_Goal:_
Reproduce the listing below without any change.

_Supplied records:_
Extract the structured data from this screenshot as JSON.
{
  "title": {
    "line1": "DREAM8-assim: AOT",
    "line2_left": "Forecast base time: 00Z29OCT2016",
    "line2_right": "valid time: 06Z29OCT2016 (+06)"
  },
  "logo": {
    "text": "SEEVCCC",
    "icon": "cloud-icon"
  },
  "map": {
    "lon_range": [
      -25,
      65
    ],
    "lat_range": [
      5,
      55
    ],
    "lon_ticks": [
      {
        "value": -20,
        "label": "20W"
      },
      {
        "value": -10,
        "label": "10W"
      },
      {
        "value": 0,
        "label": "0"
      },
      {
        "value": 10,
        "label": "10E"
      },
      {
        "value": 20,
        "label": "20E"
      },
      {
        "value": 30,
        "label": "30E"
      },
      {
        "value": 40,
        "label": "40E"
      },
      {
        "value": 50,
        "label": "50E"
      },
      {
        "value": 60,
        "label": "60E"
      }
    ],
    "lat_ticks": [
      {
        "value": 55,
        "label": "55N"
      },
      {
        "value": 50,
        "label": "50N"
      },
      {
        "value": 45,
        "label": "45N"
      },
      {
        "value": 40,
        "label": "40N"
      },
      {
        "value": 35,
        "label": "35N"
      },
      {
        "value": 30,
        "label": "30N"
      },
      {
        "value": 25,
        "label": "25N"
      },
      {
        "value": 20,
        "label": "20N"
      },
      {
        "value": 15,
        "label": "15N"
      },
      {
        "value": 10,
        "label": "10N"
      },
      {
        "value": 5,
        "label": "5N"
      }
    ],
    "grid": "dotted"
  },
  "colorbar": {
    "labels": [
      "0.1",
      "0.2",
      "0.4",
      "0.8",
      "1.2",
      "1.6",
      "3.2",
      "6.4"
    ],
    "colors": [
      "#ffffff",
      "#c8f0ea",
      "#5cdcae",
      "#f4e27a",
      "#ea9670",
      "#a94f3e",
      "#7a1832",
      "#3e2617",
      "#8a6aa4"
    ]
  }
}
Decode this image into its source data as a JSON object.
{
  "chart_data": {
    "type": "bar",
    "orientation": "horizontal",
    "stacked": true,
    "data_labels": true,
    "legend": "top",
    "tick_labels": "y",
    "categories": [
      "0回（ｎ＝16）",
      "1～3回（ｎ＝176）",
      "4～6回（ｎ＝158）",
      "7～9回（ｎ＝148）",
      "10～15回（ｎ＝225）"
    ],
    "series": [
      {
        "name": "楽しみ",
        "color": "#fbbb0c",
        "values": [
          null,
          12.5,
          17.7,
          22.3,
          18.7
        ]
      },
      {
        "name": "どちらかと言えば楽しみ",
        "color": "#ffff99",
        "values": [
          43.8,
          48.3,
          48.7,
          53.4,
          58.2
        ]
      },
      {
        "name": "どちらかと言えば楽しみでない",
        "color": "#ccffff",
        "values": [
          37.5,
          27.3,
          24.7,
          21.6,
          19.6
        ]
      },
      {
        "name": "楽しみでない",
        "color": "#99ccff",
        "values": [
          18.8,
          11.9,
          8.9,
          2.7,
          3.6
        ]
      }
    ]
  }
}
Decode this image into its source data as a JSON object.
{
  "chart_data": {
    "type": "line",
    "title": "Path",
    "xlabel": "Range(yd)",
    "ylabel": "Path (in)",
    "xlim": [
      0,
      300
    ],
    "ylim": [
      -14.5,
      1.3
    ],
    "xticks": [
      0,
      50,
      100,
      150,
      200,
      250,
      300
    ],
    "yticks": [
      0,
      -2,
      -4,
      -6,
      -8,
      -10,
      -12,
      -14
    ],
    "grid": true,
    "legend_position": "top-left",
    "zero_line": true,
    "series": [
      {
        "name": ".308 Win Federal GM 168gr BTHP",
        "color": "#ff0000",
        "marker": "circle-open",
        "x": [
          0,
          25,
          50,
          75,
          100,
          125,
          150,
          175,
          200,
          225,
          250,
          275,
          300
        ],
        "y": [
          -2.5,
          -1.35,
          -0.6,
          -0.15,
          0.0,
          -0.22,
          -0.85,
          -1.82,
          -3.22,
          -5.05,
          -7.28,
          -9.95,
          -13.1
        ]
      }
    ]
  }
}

_Worked answer:_
Extract the structured data from this screenshot as JSON.
{
  "title": {
    "line1": "DREAM8-assim: AOT",
    "line2_left": "Forecast base time: 00Z29OCT2016",
    "line2_right": "valid time: 06Z29OCT2016 (+06)"
  },
  "logo": {
    "text": "SEEVCCC",
    "icon": "cloud-icon"
  },
  "map": {
    "lon_range": [
      -25,
      65
    ],
    "lat_range": [
      5,
      55
    ],
    "lon_ticks": [
      {
        "value": -20,
        "label": "20W"
      },
      {
        "value": -10,
        "label": "10W"
      },
      {
        "value": 0,
        "label": "0"
      },
      {
        "value": 10,
        "label": "10E"
      },
      {
        "value": 20,
        "label": "20E"
      },
      {
        "value": 30,
        "label": "30E"
      },
      {
        "value": 40,
        "label": "40E"
      },
      {
        "value": 50,
        "label": "50E"
      },
      {
        "value": 60,
        "label": "60E"
      }
    ],
    "lat_ticks": [
      {
        "value": 55,
        "label": "55N"
      },
      {
        "value": 50,
        "label": "50N"
      },
      {
        "value": 45,
        "label": "45N"
      },
      {
        "value": 40,
        "label": "40N"
      },
      {
        "value": 35,
        "label": "35N"
      },
      {
        "value": 30,
        "label": "30N"
      },
      {
        "value": 25,
        "label": "25N"
      },
      {
        "value": 20,
        "label": "20N"
      },
      {
        "value": 15,
        "label": "15N"
      },
      {
        "value": 10,
        "label": "10N"
      },
      {
        "value": 5,
        "label": "5N"
      }
    ],
    "grid": "dotted"
  },
  "colorbar": {
    "labels": [
      "0.1",
      "0.2",
      "0.4",
      "0.8",
      "1.2",
      "1.6",
      "3.2",
      "6.4"
    ],
    "colors": [
      "#ffffff",
      "#c8f0ea",
      "#5cdcae",
      "#f4e27a",
      "#ea9670",
      "#a94f3e",
      "#7a1832",
      "#3e2617",
      "#8a6aa4"
    ]
  }
}
Decode this image into its source data as a JSON object.
{
  "chart_data": {
    "type": "bar",
    "orientation": "horizontal",
    "stacked": true,
    "data_labels": true,
    "legend": "top",
    "tick_labels": "y",
    "categories": [
      "0回（ｎ＝16）",
      "1～3回（ｎ＝176）",
      "4～6回（ｎ＝158）",
      "7～9回（ｎ＝148）",
      "10～15回（ｎ＝225）"
    ],
    "series": [
      {
        "name": "楽しみ",
        "color": "#fbbb0c",
        "values": [
          null,
          12.5,
          17.7,
          22.3,
          18.7
        ]
      },
      {
        "name": "どちらかと言えば楽しみ",
        "color": "#ffff99",
        "values": [
          43.8,
          48.3,
          48.7,
          53.4,
          58.2
        ]
      },
      {
        "name": "どちらかと言えば楽しみでない",
        "color": "#ccffff",
        "values": [
          37.5,
          27.3,
          24.7,
          21.6,
          19.6
        ]
      },
      {
        "name": "楽しみでない",
        "color": "#99ccff",
        "values": [
          18.8,
          11.9,
          8.9,
          2.7,
          3.6
        ]
      }
    ]
  }
}
Decode this image into its source data as a JSON object.
{
  "chart_data": {
    "type": "line",
    "title": "Path",
    "xlabel": "Range(yd)",
    "ylabel": "Path (in)",
    "xlim": [
      0,
      300
    ],
    "ylim": [
      -14.5,
      1.3
    ],
    "xticks": [
      0,
      50,
      100,
      150,
      200,
      250,
      300
    ],
    "yticks": [
      0,
      -2,
      -4,
      -6,
      -8,
      -10,
      -12,
      -14
    ],
    "grid": true,
    "legend_position": "top-left",
    "zero_line": true,
    "series": [
      {
        "name": ".308 Win Federal GM 168gr BTHP",
        "color": "#ff0000",
        "marker": "circle-open",
        "x": [
          0,
          25,
          50,
          75,
          100,
          125,
          150,
          175,
          200,
          225,
          250,
          275,
          300
        ],
        "y": [
          -2.5,
          -1.35,
          -0.6,
          -0.15,
          0.0,
          -0.22,
          -0.85,
          -1.82,
          -3.22,
          -5.05,
          -7.28,
          -9.95,
          -13.1
        ]
      }
    ]
  }
}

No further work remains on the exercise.